EXERCISE: Below is a set of records; restate each one word for word.

— start PROVIDED INFORMATION —

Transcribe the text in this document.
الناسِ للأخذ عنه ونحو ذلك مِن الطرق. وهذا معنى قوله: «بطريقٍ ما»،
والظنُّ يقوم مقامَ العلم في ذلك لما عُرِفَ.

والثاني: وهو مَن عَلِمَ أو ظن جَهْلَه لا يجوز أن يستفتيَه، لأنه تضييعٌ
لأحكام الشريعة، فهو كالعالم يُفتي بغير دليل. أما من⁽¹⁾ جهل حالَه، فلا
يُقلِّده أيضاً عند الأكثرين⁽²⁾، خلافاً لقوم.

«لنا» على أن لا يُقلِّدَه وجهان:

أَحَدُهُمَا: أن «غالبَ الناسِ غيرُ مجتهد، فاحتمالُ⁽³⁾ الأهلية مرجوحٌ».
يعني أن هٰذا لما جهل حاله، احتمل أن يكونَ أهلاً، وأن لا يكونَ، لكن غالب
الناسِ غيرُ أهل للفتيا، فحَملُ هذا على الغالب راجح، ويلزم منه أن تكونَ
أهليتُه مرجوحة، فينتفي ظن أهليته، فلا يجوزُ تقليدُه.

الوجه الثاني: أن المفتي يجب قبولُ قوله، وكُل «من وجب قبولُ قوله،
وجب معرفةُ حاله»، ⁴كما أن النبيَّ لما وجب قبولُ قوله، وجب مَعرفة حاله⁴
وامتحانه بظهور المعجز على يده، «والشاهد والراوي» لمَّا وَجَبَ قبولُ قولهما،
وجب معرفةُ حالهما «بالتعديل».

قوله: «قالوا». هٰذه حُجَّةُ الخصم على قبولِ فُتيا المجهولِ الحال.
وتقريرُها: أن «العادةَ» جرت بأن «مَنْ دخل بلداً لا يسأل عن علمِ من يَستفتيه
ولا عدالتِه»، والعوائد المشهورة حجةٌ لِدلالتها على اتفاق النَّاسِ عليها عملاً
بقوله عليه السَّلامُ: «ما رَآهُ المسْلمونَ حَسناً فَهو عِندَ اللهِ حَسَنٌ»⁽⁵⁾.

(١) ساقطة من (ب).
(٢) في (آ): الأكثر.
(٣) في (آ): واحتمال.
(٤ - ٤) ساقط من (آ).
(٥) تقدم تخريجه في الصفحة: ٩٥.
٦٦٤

— end PROVIDED INFORMATION —

FINAL ANSWER:
Transcribe the text in this document.
الناسِ للأخذ عنه ونحو ذلك مِن الطرق. وهذا معنى قوله: «بطريقٍ ما»،
والظنُّ يقوم مقامَ العلم في ذلك لما عُرِفَ.

والثاني: وهو مَن عَلِمَ أو ظن جَهْلَه لا يجوز أن يستفتيَه، لأنه تضييعٌ
لأحكام الشريعة، فهو كالعالم يُفتي بغير دليل. أما من⁽¹⁾ جهل حالَه، فلا
يُقلِّده أيضاً عند الأكثرين⁽²⁾، خلافاً لقوم.

«لنا» على أن لا يُقلِّدَه وجهان:

أَحَدُهُمَا: أن «غالبَ الناسِ غيرُ مجتهد، فاحتمالُ⁽³⁾ الأهلية مرجوحٌ».
يعني أن هٰذا لما جهل حاله، احتمل أن يكونَ أهلاً، وأن لا يكونَ، لكن غالب
الناسِ غيرُ أهل للفتيا، فحَملُ هذا على الغالب راجح، ويلزم منه أن تكونَ
أهليتُه مرجوحة، فينتفي ظن أهليته، فلا يجوزُ تقليدُه.

الوجه الثاني: أن المفتي يجب قبولُ قوله، وكُل «من وجب قبولُ قوله،
وجب معرفةُ حاله»، ⁴كما أن النبيَّ لما وجب قبولُ قوله، وجب مَعرفة حاله⁴
وامتحانه بظهور المعجز على يده، «والشاهد والراوي» لمَّا وَجَبَ قبولُ قولهما،
وجب معرفةُ حالهما «بالتعديل».

قوله: «قالوا». هٰذه حُجَّةُ الخصم على قبولِ فُتيا المجهولِ الحال.
وتقريرُها: أن «العادةَ» جرت بأن «مَنْ دخل بلداً لا يسأل عن علمِ من يَستفتيه
ولا عدالتِه»، والعوائد المشهورة حجةٌ لِدلالتها على اتفاق النَّاسِ عليها عملاً
بقوله عليه السَّلامُ: «ما رَآهُ المسْلمونَ حَسناً فَهو عِندَ اللهِ حَسَنٌ»⁽⁵⁾.

(١) ساقطة من (ب).
(٢) في (آ): الأكثر.
(٣) في (آ): واحتمال.
(٤ - ٤) ساقط من (آ).
(٥) تقدم تخريجه في الصفحة: ٩٥.
٦٦٤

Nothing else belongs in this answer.